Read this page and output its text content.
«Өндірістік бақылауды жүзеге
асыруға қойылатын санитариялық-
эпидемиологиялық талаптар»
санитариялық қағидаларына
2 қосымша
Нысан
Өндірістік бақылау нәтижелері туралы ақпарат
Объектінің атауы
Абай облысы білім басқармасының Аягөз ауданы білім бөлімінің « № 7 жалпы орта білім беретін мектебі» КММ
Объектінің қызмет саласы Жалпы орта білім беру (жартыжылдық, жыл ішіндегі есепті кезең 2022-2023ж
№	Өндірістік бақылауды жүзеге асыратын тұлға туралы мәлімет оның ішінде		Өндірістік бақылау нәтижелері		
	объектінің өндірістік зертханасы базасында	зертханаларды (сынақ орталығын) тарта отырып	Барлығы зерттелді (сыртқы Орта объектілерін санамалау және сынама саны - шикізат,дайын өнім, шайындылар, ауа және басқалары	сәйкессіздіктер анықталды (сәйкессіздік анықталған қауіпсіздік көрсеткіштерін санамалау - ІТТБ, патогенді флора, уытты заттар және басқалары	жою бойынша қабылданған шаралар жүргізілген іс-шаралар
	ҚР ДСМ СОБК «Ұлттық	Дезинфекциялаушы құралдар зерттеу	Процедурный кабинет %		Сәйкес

· · · · ·

◆ **Aim of the exercise**:
State how many lines include the string "бақылауды", and nothing more.

◆ **Solution to the exercise**:
2